* **EXCERPT**:
##############################
You are viewing a plain text version of this content. The canonical link for it is here.
Posted to user@spark.apache.org by Aureliano Buendia <bu...@gmail.com> on 2014/04/16 19:59:29 UTC

Using google cloud storage for spark big data

Hi,

Google has publisheed a new connector for hadoop: google cloud storage,
which is an equivalent of amazon s3:

googlecloudplatform.blogspot.com/2014/04/google-bigquery-and-datastore-connectors-for-hadoop.html

How can spark be configured to use this connector?

Re: Using google cloud storage for spark big data

Posted by Akhil Das <ak...@sigmoidanalytics.com>.
Hi Aureliano,

You might want to check this script out,
https://github.com/sigmoidanalytics/spark_gce
Let me know if you need any help around that.

Thanks
Best Regards


On Tue, Apr 22, 2014 at 7:12 PM, Aureliano Buendia <bu...@gmail.com>wrote:

>
>
>
> On Tue, Apr 22, 2014 at 10:50 AM, Andras Nemeth <
> andras.nemeth@lynxanalytics.com> wrote:
>
>> We don't have anything fancy. It's basically some very thin layer of
>> google specifics on top of a stand alone cluster. We basically created two
>> disk snapshots, one for the master and one for the workers. The snapshots
>> contain initialization scripts so that the master/worker daemons are
>> started on boot. So if I want a cluster I just create a new instance (with
>> a fixed name) using the master snapshot for the master. When it is up I
>> start as many slave instances as I need using the slave snapshot. By the
>> time the machines are up the cluster is ready to be used.
>>
>>
> This sounds like being a lot simpler than the existing spark-ec2 script.
> Does google compute engine api makes this happen in a simple way, when
> compared to ec2 api? Does your script do everything spark-ec2 does?
>
> Also, any plans to make this open source?
>
>
>> Andras
>>
>>
>>
>> On Mon, Apr 21, 2014 at 10:04 PM, Mayur Rustagi <ma...@gmail.com>wrote:
>>
>>> Okay just commented on another thread :)
>>> I have one that I use internally. Can give it out but will need some
>>> support from you to fix bugs etc. Let me know if you are interested.
##############################
* **SUPPLIED DATA**:
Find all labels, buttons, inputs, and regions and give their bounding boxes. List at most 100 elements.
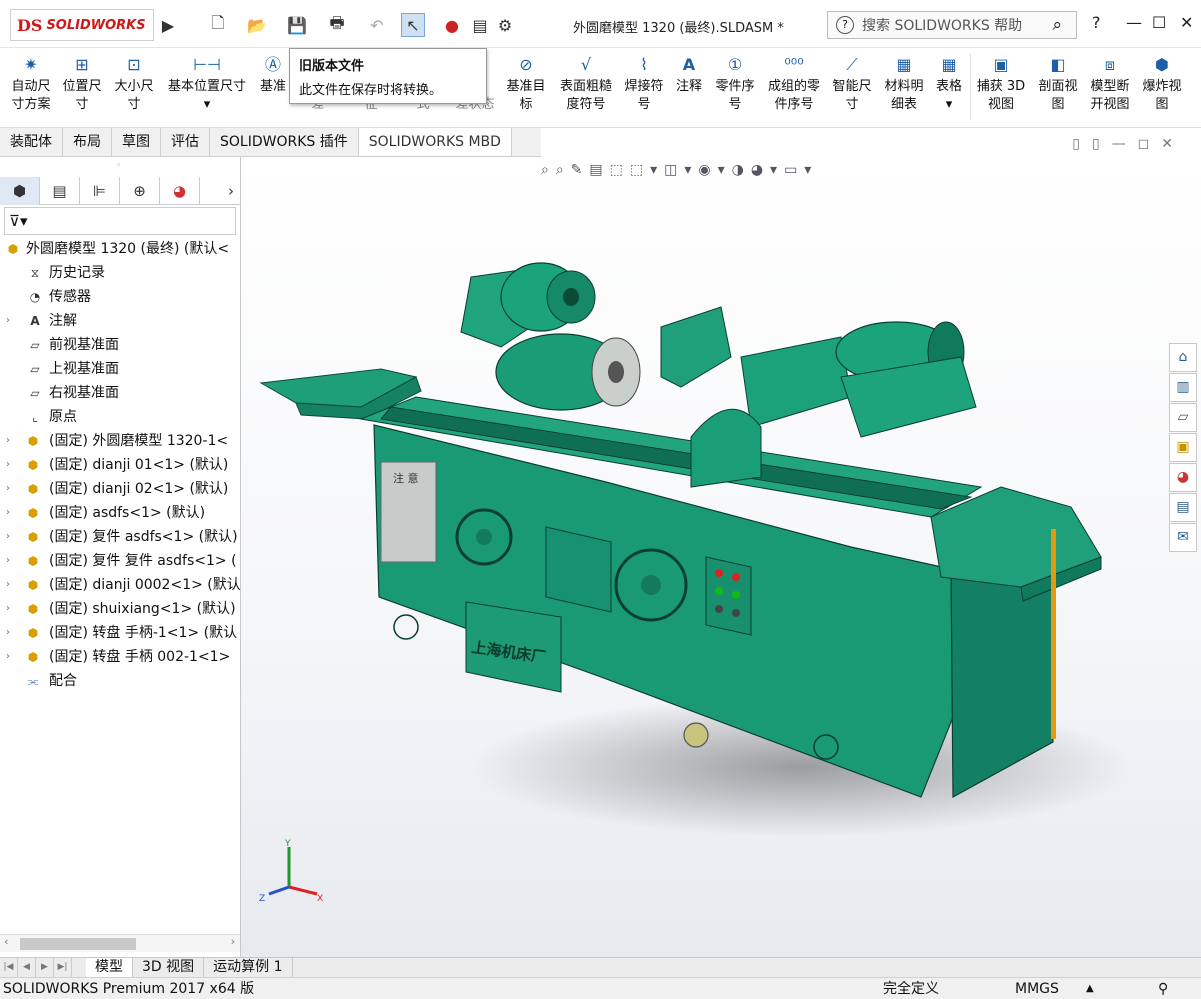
##############################
* **TASK INSTRUCTIONS**:
1. From the Spark and Google Cloud Storage thread, list every person who wrote one of its messages, counting the quoted ones.
2. Continue the Spark and Google Cloud Storage thread from its final line.

* **WRITTEN ANSWERS**:
1.
Aureliano Buendia
Akhil Das
Andras Nemeth
Mayur Rustagi

2.
>>>
>>> Mayur Rustagi
>>> Ph: +1 (760) 203 3257
>>> http://www.sigmoidanalytics.com
>>> @mayur_rustagi <https://twitter.com/mayur_rustagi>
>>>
>>>
>>>
>>> On Fri, Apr 18, 2014 at 9:08 PM, Aureliano Buendia <buendia360@gmail.com
>>> > wrote:
>>>
>>>> Thanks, Andras. What approach did you use to setup a spark cluster on
>>>> google compute engine? Currently, there is no production-ready official
>>>> support for an equivalent of spark-ec2 on gce. Did you roll your own?
>>>>
>>>>
>>>> On Thu, Apr 17, 2014 at 10:24 AM, Andras Nemeth <
>>>> andras.nemeth@lynxanalytics.com> wrote:
>>>>
>>>>> Hello!
>>>>>
>>>>> On Wed, Apr 16, 2014 at 7:59 PM, Aureliano Buendia <
>>>>> buendia360@gmail.com> wrote:
>>>>>
>>>>>> Hi,
>>>>>>
>>>>>> Google has publisheed a new connector for hadoop: google cloud
>>>>>> storage, which is an equivalent of amazon s3:
>>>>>>
>>>>>>
>>>>>> googlecloudplatform.blogspot.com/2014/04/google-bigquery-and-datastore-connectors-for-hadoop.html
>>>>>>
>>>>> This is actually about Cloud Datastore and not Cloud Storage (yeah,
>>>>> quite confusing naming ;) ). But they do already have for a while a cloud
>>>>> storage connector, also linked from your article:
>>>>> https://developers.google.com/hadoop/google-cloud-storage-connector
>>>>>
>>>>>
>>>>>>
>>>>>>
>>>>>> How can spark be configured to use this connector?
>>>>>>
>>>>> Yes, it can, but in a somewhat hacky way. The problem is that for some
>>>>> reason Google does not officially publish the library jar alone, you get it
>>>>> installed as part of a Hadoop on Google Cloud installation. So, the
>>>>> official way would be (we did not try that) to have a Hadoop on Google
>>>>> Cloud installation and run spark on top of that.
>>>>>
>>>>> The other option - that we did try and which works fine for us - is to
>>>>> snatch the jar:
>>>>> https://storage.googleapis.com/hadoop-lib/gcs/gcs-connector-1.2.4.jar,
>>>>> make sure it's shipped to your workers (e.g. with setJars on SparkConf when
>>>>> you create your SparkContext). Then create a core-site.xml file which you
>>>>> make sure is on the classpath both in your driver and your cluster (e.g.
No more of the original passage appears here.